### Job
Work through the material below and count the lines holding the word "this"; give that count and nothing more.
**** Records provided
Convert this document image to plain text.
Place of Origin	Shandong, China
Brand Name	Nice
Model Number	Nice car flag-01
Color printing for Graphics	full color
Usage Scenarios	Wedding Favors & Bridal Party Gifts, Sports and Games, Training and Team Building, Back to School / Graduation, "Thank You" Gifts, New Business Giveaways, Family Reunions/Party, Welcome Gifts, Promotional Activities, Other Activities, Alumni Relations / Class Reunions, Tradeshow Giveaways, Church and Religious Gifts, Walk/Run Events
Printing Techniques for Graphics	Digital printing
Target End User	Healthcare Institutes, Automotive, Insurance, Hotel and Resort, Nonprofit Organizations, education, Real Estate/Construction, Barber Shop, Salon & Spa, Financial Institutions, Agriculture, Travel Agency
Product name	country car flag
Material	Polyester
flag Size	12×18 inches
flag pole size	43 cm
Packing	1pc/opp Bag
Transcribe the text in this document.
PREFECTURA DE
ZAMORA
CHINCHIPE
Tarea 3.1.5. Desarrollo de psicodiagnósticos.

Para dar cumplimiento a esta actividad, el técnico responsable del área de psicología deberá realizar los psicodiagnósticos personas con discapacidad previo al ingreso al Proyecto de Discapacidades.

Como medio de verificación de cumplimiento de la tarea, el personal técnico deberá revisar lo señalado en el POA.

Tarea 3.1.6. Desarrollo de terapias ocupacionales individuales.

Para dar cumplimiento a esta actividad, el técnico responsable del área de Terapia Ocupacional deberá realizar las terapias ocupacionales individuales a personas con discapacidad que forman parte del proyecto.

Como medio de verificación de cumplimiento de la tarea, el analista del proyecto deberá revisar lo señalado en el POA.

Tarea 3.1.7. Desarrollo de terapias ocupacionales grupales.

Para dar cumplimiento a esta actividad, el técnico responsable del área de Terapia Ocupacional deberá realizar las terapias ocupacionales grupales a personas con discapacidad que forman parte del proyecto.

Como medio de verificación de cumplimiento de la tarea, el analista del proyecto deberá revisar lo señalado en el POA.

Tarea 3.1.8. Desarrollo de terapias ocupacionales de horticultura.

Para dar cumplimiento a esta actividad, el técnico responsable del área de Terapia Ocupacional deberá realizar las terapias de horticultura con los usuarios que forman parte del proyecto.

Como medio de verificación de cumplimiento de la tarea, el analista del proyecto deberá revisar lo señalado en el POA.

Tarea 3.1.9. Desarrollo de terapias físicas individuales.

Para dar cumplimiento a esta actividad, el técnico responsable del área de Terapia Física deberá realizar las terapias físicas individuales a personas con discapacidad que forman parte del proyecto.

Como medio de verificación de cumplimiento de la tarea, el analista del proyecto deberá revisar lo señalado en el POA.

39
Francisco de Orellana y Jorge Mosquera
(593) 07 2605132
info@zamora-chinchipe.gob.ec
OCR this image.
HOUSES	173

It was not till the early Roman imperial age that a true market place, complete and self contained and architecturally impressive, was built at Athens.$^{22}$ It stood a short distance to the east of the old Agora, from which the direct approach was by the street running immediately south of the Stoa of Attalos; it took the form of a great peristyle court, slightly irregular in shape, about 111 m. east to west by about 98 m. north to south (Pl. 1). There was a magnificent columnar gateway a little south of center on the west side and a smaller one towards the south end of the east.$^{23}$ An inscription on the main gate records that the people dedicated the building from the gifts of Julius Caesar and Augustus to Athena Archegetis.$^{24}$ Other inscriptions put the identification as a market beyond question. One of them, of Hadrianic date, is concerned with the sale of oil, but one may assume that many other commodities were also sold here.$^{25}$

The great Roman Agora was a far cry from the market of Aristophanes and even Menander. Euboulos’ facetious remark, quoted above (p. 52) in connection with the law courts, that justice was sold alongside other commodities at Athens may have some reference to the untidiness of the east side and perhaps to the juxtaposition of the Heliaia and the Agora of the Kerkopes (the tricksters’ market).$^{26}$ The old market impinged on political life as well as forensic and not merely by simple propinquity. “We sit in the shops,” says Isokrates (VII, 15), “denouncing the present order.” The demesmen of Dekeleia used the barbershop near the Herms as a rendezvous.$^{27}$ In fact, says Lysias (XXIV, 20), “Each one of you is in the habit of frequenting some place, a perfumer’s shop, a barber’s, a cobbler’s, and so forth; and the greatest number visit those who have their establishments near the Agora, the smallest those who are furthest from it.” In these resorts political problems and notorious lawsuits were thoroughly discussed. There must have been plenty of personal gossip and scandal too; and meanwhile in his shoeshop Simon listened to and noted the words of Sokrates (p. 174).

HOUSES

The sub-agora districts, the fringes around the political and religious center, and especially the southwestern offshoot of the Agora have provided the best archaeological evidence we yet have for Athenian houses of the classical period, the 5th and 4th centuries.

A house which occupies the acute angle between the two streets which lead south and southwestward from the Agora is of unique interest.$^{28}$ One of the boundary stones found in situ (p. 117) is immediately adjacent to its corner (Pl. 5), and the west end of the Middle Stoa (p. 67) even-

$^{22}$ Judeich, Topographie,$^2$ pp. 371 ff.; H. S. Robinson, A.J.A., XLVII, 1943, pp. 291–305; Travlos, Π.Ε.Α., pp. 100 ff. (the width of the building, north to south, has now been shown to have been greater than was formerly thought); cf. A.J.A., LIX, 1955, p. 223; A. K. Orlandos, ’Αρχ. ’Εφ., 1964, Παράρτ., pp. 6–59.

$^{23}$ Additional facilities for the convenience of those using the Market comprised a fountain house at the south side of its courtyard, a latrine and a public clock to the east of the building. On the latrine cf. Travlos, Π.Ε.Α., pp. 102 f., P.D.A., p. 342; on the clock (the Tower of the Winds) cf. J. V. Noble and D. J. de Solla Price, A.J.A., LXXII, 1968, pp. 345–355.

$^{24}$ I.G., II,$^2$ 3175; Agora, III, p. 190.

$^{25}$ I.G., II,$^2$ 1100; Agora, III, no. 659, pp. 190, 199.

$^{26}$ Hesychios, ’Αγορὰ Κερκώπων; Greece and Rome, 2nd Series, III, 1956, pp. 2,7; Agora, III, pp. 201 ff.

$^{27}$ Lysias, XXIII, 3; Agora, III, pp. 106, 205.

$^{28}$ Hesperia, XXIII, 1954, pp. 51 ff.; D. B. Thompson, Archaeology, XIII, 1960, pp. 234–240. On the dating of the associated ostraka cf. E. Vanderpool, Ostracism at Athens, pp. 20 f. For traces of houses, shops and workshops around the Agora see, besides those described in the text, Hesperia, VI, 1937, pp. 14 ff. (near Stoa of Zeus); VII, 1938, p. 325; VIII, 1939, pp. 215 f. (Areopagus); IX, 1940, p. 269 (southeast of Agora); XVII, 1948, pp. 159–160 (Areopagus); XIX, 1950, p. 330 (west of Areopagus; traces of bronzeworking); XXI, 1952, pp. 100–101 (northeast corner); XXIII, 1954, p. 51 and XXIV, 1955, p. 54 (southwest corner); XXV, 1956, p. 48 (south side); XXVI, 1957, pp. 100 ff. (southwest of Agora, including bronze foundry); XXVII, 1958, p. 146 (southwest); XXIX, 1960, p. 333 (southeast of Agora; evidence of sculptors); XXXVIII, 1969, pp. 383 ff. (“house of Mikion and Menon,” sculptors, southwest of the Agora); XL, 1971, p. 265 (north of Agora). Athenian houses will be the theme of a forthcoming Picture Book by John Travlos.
********
### Solution
3